- [Work to complete] Count every line in the entries that contains "image". Report that count alone.

┌─ Stored records

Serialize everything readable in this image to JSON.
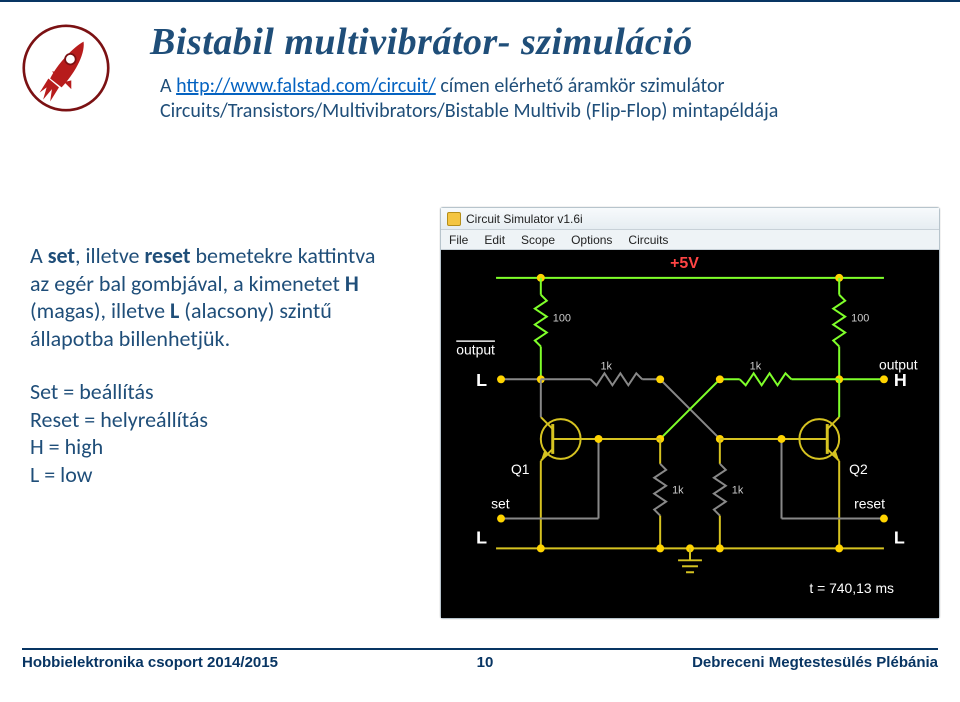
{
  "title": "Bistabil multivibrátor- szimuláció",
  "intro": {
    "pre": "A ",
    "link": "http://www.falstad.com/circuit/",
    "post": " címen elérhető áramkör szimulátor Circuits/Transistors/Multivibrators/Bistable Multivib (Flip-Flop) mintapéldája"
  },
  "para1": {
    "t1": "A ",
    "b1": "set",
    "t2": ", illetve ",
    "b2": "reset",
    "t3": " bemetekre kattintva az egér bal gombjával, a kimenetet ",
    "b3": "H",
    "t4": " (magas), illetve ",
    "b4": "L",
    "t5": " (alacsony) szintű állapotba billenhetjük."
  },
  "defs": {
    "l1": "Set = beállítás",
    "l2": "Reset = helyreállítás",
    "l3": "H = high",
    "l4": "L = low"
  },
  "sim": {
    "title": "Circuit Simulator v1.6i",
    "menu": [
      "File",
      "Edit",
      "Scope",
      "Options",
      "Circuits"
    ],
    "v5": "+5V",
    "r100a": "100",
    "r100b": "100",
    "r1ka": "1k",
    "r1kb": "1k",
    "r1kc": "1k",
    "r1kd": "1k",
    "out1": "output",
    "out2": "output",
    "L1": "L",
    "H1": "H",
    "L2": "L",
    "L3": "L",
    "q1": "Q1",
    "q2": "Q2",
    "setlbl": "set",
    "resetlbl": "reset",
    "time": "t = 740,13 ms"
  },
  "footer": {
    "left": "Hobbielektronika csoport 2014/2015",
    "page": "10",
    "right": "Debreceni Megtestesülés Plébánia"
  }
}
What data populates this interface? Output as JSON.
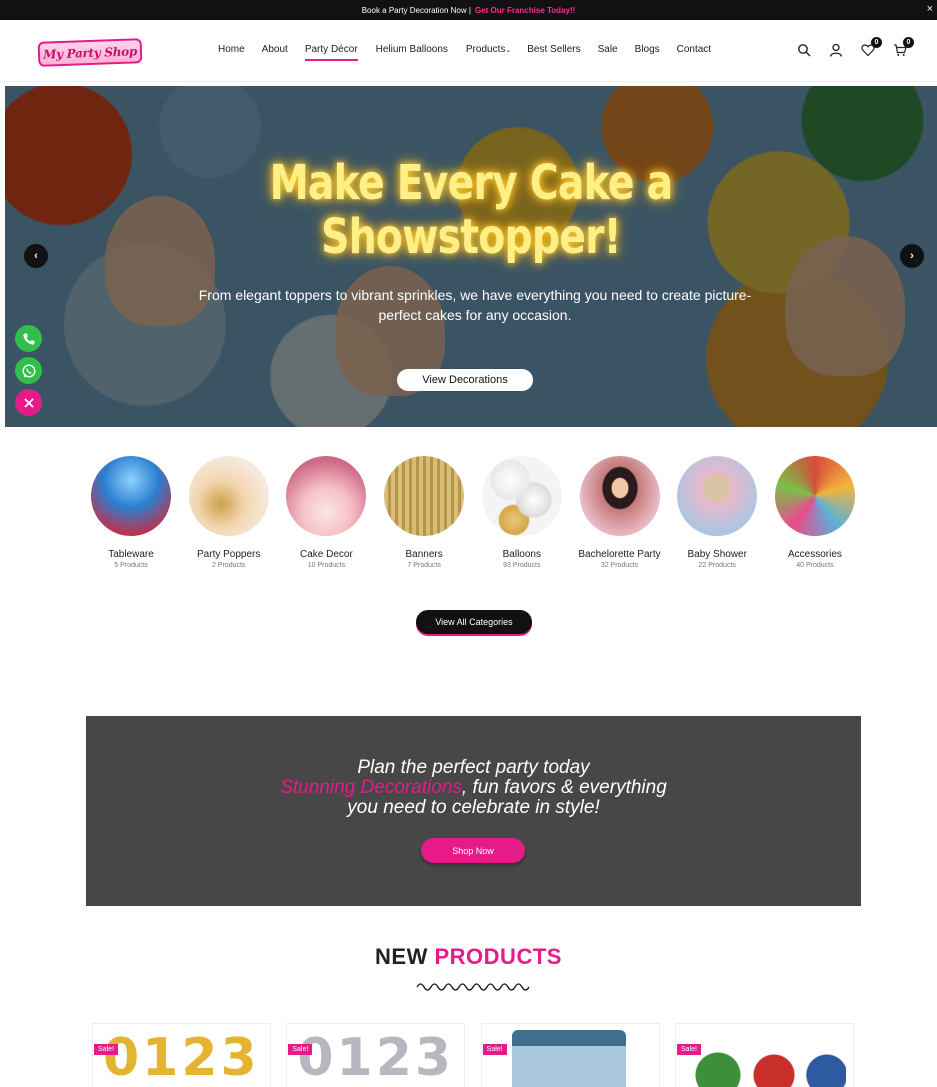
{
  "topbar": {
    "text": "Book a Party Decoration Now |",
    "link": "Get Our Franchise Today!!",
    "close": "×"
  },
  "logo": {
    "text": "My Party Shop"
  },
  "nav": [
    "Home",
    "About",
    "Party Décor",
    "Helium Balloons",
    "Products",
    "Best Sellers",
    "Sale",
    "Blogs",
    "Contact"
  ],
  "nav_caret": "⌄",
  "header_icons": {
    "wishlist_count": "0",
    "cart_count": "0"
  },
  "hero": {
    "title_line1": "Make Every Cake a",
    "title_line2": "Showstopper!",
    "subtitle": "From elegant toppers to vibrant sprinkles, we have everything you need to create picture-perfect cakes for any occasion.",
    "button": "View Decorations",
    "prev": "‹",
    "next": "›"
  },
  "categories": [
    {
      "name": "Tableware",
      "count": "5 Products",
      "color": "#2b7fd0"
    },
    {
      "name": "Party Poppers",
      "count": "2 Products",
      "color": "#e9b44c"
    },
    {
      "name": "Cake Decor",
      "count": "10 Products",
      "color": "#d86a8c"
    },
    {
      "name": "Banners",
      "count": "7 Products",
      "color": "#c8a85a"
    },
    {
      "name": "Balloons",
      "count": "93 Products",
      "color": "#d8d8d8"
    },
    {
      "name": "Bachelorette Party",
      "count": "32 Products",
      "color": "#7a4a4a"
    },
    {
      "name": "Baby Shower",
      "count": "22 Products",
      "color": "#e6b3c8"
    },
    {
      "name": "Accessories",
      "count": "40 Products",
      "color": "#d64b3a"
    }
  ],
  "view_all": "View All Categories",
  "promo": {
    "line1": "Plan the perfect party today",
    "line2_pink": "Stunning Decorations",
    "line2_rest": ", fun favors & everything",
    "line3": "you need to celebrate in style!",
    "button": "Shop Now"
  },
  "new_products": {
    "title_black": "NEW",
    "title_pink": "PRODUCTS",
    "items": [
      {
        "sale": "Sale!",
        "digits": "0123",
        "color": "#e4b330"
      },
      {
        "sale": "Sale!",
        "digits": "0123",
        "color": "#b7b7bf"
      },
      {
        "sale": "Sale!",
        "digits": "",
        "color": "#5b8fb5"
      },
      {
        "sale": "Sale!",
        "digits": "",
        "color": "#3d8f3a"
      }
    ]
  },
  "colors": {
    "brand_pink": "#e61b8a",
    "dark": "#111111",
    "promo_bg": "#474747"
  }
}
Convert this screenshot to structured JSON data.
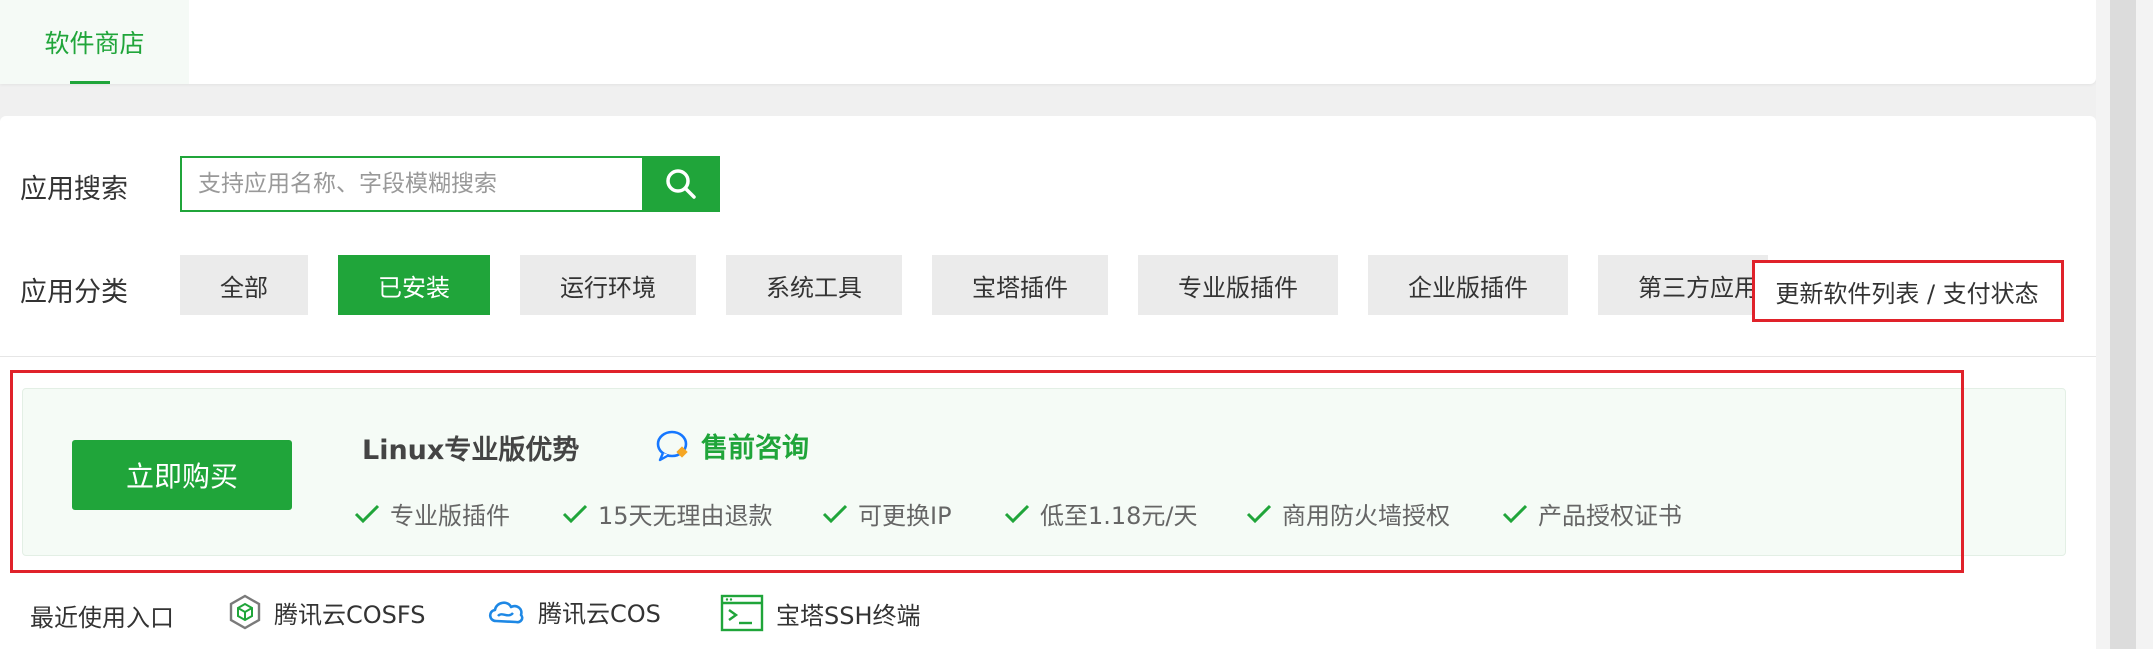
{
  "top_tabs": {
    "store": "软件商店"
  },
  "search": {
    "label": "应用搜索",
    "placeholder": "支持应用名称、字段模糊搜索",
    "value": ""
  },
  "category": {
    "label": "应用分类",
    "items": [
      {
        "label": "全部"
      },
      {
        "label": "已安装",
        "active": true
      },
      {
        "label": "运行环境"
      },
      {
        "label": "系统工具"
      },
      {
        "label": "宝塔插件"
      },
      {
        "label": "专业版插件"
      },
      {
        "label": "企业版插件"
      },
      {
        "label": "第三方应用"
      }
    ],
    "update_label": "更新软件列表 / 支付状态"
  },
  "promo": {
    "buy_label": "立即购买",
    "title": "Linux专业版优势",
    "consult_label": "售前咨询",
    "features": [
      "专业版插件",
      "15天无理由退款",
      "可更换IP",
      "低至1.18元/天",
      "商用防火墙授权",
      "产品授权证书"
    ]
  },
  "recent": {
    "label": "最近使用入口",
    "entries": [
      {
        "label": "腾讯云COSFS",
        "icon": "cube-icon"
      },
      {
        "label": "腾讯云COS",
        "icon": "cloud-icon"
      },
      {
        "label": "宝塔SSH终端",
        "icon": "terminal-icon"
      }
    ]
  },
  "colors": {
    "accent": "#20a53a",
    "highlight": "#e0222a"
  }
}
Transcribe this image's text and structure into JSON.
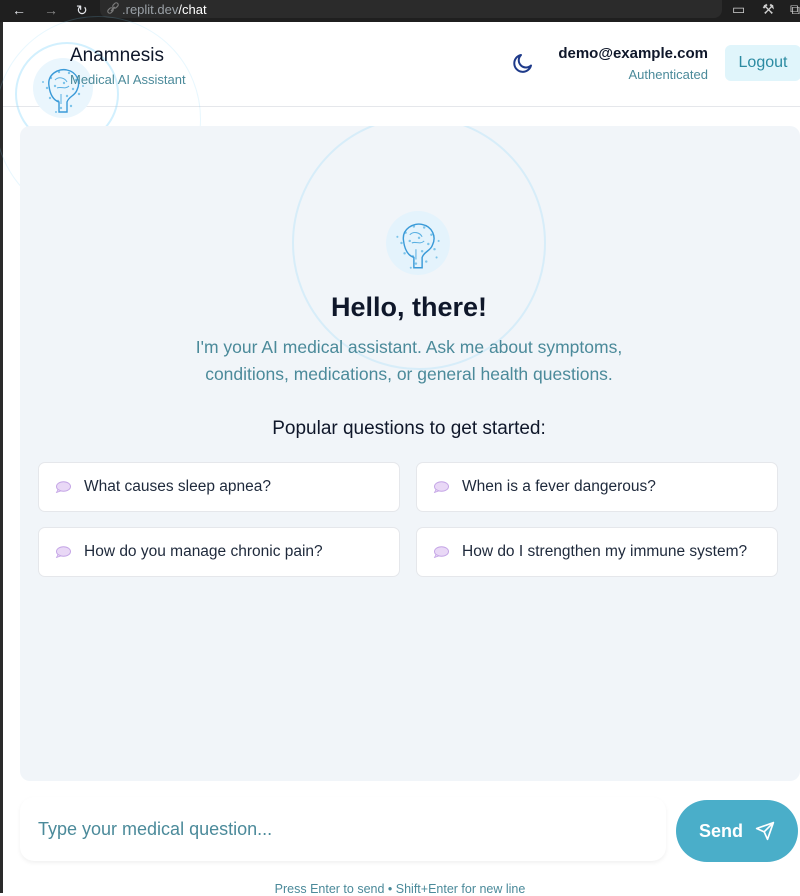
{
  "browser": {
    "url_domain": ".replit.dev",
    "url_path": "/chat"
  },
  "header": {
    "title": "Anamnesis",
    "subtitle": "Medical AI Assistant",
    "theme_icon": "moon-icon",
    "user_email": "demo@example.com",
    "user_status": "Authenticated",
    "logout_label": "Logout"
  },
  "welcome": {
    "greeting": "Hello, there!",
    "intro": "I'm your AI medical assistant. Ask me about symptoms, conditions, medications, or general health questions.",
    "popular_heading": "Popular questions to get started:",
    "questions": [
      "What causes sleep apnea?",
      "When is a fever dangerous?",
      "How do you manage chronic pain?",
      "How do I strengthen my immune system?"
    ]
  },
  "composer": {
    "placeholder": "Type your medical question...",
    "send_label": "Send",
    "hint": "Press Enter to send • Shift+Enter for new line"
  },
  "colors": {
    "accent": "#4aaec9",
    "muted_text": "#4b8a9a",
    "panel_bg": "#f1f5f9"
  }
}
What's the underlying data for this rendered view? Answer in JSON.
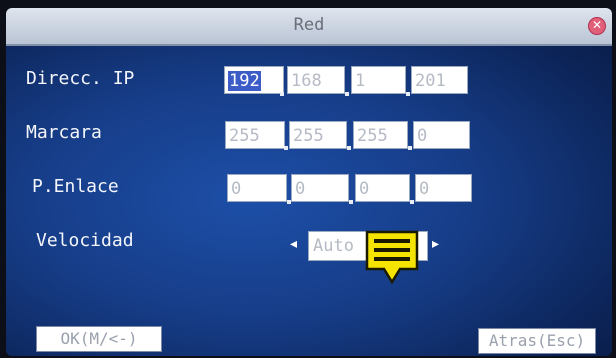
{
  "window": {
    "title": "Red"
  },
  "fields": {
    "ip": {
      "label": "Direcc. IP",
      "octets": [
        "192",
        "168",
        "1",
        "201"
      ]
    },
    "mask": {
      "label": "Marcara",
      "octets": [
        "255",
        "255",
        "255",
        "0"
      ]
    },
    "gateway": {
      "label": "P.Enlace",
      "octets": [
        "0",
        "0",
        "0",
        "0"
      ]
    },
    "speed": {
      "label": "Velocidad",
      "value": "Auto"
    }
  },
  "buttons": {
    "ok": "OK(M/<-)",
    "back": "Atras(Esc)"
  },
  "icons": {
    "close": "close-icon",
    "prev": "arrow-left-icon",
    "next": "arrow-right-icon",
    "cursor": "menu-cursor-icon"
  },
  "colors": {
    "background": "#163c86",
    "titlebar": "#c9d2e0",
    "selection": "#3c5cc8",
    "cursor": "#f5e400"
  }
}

└─

- [Exercise answer] 2